Available data:
====

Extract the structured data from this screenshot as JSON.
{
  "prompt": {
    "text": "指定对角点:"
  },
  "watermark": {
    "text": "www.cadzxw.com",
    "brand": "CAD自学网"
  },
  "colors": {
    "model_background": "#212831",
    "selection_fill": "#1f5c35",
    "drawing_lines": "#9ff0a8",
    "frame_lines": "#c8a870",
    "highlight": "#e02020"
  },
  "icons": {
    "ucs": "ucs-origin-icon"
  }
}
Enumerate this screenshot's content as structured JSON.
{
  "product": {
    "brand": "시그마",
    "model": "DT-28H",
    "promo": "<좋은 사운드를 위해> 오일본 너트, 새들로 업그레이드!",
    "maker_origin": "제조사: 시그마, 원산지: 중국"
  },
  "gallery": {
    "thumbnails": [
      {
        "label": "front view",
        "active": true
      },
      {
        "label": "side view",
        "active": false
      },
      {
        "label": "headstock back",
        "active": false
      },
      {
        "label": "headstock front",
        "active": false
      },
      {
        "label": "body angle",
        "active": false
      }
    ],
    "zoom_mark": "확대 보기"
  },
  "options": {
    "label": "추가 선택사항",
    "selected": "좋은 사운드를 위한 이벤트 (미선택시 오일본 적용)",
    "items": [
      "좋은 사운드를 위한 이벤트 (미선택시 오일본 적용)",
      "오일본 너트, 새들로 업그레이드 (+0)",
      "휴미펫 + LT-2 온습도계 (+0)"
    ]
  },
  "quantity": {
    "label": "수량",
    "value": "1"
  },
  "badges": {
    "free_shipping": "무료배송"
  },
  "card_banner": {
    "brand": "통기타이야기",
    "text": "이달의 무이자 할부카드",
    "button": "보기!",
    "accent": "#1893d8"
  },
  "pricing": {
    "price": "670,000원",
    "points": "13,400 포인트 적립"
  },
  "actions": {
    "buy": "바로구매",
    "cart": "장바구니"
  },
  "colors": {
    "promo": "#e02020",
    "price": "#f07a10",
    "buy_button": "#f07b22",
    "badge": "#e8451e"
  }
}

====

Challenge:
Each line of the material above needs to be quoted exactly, please.

Problem solution:
Extract the structured data from this screenshot as JSON.
{
  "prompt": {
    "text": "指定对角点:"
  },
  "watermark": {
    "text": "www.cadzxw.com",
    "brand": "CAD自学网"
  },
  "colors": {
    "model_background": "#212831",
    "selection_fill": "#1f5c35",
    "drawing_lines": "#9ff0a8",
    "frame_lines": "#c8a870",
    "highlight": "#e02020"
  },
  "icons": {
    "ucs": "ucs-origin-icon"
  }
}
Enumerate this screenshot's content as structured JSON.
{
  "product": {
    "brand": "시그마",
    "model": "DT-28H",
    "promo": "<좋은 사운드를 위해> 오일본 너트, 새들로 업그레이드!",
    "maker_origin": "제조사: 시그마, 원산지: 중국"
  },
  "gallery": {
    "thumbnails": [
      {
        "label": "front view",
        "active": true
      },
      {
        "label": "side view",
        "active": false
      },
      {
        "label": "headstock back",
        "active": false
      },
      {
        "label": "headstock front",
        "active": false
      },
      {
        "label": "body angle",
        "active": false
      }
    ],
    "zoom_mark": "확대 보기"
  },
  "options": {
    "label": "추가 선택사항",
    "selected": "좋은 사운드를 위한 이벤트 (미선택시 오일본 적용)",
    "items": [
      "좋은 사운드를 위한 이벤트 (미선택시 오일본 적용)",
      "오일본 너트, 새들로 업그레이드 (+0)",
      "휴미펫 + LT-2 온습도계 (+0)"
    ]
  },
  "quantity": {
    "label": "수량",
    "value": "1"
  },
  "badges": {
    "free_shipping": "무료배송"
  },
  "card_banner": {
    "brand": "통기타이야기",
    "text": "이달의 무이자 할부카드",
    "button": "보기!",
    "accent": "#1893d8"
  },
  "pricing": {
    "price": "670,000원",
    "points": "13,400 포인트 적립"
  },
  "actions": {
    "buy": "바로구매",
    "cart": "장바구니"
  },
  "colors": {
    "promo": "#e02020",
    "price": "#f07a10",
    "buy_button": "#f07b22",
    "badge": "#e8451e"
  }
}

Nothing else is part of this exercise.